__AIM OF THE TASK__
Reproduce the entries in full, with no changes.

__RECORDED DATA__
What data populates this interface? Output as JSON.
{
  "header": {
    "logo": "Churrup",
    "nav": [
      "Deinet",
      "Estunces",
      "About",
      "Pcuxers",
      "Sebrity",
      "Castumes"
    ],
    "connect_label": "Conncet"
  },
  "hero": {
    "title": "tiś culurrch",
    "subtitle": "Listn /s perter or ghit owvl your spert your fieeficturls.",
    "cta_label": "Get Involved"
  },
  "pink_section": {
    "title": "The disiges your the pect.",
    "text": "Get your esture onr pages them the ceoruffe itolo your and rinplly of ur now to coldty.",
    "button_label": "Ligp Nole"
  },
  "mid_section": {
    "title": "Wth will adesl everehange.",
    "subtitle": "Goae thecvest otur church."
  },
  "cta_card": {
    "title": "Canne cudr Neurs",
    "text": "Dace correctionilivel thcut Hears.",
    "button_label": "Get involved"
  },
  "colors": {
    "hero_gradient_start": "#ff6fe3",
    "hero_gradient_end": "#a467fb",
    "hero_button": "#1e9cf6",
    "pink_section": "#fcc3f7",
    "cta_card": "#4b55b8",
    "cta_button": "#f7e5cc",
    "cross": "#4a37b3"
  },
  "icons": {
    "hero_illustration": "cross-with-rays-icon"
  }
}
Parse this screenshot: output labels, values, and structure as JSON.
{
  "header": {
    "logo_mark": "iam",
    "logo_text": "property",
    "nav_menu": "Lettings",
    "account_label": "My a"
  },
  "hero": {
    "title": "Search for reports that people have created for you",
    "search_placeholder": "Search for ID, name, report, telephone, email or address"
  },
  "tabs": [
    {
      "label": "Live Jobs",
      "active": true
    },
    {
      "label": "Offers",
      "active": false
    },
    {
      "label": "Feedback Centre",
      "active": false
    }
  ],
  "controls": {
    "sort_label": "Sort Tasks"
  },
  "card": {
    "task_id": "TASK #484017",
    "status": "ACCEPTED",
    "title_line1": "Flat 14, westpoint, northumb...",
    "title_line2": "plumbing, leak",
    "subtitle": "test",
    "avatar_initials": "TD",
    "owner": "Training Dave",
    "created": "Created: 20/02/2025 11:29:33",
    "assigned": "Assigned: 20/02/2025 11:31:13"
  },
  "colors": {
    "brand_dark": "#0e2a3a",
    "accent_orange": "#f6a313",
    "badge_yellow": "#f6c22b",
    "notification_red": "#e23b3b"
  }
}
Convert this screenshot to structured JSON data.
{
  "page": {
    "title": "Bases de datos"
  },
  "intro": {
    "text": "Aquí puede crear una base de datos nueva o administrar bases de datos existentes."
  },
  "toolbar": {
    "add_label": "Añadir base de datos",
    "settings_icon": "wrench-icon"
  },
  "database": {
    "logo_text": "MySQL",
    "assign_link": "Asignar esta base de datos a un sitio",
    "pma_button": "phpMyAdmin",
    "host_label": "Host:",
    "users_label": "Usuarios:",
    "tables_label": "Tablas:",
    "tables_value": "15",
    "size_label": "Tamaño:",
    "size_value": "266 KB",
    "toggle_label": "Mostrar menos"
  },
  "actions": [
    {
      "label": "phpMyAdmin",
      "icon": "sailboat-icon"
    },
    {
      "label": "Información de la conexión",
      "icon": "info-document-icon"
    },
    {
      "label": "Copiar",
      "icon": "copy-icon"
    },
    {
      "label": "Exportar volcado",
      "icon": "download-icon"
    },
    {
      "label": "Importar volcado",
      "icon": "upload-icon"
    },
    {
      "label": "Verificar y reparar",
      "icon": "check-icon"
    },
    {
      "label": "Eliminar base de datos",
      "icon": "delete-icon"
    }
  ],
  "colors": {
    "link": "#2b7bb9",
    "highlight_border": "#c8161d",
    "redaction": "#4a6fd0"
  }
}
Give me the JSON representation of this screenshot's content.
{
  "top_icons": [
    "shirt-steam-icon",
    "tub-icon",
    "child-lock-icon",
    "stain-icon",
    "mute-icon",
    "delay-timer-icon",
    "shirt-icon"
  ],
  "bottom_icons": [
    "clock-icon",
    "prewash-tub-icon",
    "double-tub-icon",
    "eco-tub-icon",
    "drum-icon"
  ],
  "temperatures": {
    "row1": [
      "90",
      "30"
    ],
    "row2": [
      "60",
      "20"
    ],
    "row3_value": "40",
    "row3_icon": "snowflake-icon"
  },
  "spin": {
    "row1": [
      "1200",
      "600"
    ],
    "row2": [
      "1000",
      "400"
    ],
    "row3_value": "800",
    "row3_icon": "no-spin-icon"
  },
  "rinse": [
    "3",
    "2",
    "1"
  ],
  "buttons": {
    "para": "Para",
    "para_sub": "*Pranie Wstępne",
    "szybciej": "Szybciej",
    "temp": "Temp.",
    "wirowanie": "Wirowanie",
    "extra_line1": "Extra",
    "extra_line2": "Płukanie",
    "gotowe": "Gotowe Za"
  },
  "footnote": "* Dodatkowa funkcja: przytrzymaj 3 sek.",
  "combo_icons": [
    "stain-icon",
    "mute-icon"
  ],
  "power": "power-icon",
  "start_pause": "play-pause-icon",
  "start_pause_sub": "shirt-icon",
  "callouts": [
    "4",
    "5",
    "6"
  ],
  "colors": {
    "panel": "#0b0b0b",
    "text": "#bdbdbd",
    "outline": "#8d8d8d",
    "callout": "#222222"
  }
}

__ANSWER FOR THE TASK__
What data populates this interface? Output as JSON.
{
  "header": {
    "logo": "Churrup",
    "nav": [
      "Deinet",
      "Estunces",
      "About",
      "Pcuxers",
      "Sebrity",
      "Castumes"
    ],
    "connect_label": "Conncet"
  },
  "hero": {
    "title": "tiś culurrch",
    "subtitle": "Listn /s perter or ghit owvl your spert your fieeficturls.",
    "cta_label": "Get Involved"
  },
  "pink_section": {
    "title": "The disiges your the pect.",
    "text": "Get your esture onr pages them the ceoruffe itolo your and rinplly of ur now to coldty.",
    "button_label": "Ligp Nole"
  },
  "mid_section": {
    "title": "Wth will adesl everehange.",
    "subtitle": "Goae thecvest otur church."
  },
  "cta_card": {
    "title": "Canne cudr Neurs",
    "text": "Dace correctionilivel thcut Hears.",
    "button_label": "Get involved"
  },
  "colors": {
    "hero_gradient_start": "#ff6fe3",
    "hero_gradient_end": "#a467fb",
    "hero_button": "#1e9cf6",
    "pink_section": "#fcc3f7",
    "cta_card": "#4b55b8",
    "cta_button": "#f7e5cc",
    "cross": "#4a37b3"
  },
  "icons": {
    "hero_illustration": "cross-with-rays-icon"
  }
}
Parse this screenshot: output labels, values, and structure as JSON.
{
  "header": {
    "logo_mark": "iam",
    "logo_text": "property",
    "nav_menu": "Lettings",
    "account_label": "My a"
  },
  "hero": {
    "title": "Search for reports that people have created for you",
    "search_placeholder": "Search for ID, name, report, telephone, email or address"
  },
  "tabs": [
    {
      "label": "Live Jobs",
      "active": true
    },
    {
      "label": "Offers",
      "active": false
    },
    {
      "label": "Feedback Centre",
      "active": false
    }
  ],
  "controls": {
    "sort_label": "Sort Tasks"
  },
  "card": {
    "task_id": "TASK #484017",
    "status": "ACCEPTED",
    "title_line1": "Flat 14, westpoint, northumb...",
    "title_line2": "plumbing, leak",
    "subtitle": "test",
    "avatar_initials": "TD",
    "owner": "Training Dave",
    "created": "Created: 20/02/2025 11:29:33",
    "assigned": "Assigned: 20/02/2025 11:31:13"
  },
  "colors": {
    "brand_dark": "#0e2a3a",
    "accent_orange": "#f6a313",
    "badge_yellow": "#f6c22b",
    "notification_red": "#e23b3b"
  }
}
Convert this screenshot to structured JSON data.
{
  "page": {
    "title": "Bases de datos"
  },
  "intro": {
    "text": "Aquí puede crear una base de datos nueva o administrar bases de datos existentes."
  },
  "toolbar": {
    "add_label": "Añadir base de datos",
    "settings_icon": "wrench-icon"
  },
  "database": {
    "logo_text": "MySQL",
    "assign_link": "Asignar esta base de datos a un sitio",
    "pma_button": "phpMyAdmin",
    "host_label": "Host:",
    "users_label": "Usuarios:",
    "tables_label": "Tablas:",
    "tables_value": "15",
    "size_label": "Tamaño:",
    "size_value": "266 KB",
    "toggle_label": "Mostrar menos"
  },
  "actions": [
    {
      "label": "phpMyAdmin",
      "icon": "sailboat-icon"
    },
    {
      "label": "Información de la conexión",
      "icon": "info-document-icon"
    },
    {
      "label": "Copiar",
      "icon": "copy-icon"
    },
    {
      "label": "Exportar volcado",
      "icon": "download-icon"
    },
    {
      "label": "Importar volcado",
      "icon": "upload-icon"
    },
    {
      "label": "Verificar y reparar",
      "icon": "check-icon"
    },
    {
      "label": "Eliminar base de datos",
      "icon": "delete-icon"
    }
  ],
  "colors": {
    "link": "#2b7bb9",
    "highlight_border": "#c8161d",
    "redaction": "#4a6fd0"
  }
}
Give me the JSON representation of this screenshot's content.
{
  "top_icons": [
    "shirt-steam-icon",
    "tub-icon",
    "child-lock-icon",
    "stain-icon",
    "mute-icon",
    "delay-timer-icon",
    "shirt-icon"
  ],
  "bottom_icons": [
    "clock-icon",
    "prewash-tub-icon",
    "double-tub-icon",
    "eco-tub-icon",
    "drum-icon"
  ],
  "temperatures": {
    "row1": [
      "90",
      "30"
    ],
    "row2": [
      "60",
      "20"
    ],
    "row3_value": "40",
    "row3_icon": "snowflake-icon"
  },
  "spin": {
    "row1": [
      "1200",
      "600"
    ],
    "row2": [
      "1000",
      "400"
    ],
    "row3_value": "800",
    "row3_icon": "no-spin-icon"
  },
  "rinse": [
    "3",
    "2",
    "1"
  ],
  "buttons": {
    "para": "Para",
    "para_sub": "*Pranie Wstępne",
    "szybciej": "Szybciej",
    "temp": "Temp.",
    "wirowanie": "Wirowanie",
    "extra_line1": "Extra",
    "extra_line2": "Płukanie",
    "gotowe": "Gotowe Za"
  },
  "footnote": "* Dodatkowa funkcja: przytrzymaj 3 sek.",
  "combo_icons": [
    "stain-icon",
    "mute-icon"
  ],
  "power": "power-icon",
  "start_pause": "play-pause-icon",
  "start_pause_sub": "shirt-icon",
  "callouts": [
    "4",
    "5",
    "6"
  ],
  "colors": {
    "panel": "#0b0b0b",
    "text": "#bdbdbd",
    "outline": "#8d8d8d",
    "callout": "#222222"
  }
}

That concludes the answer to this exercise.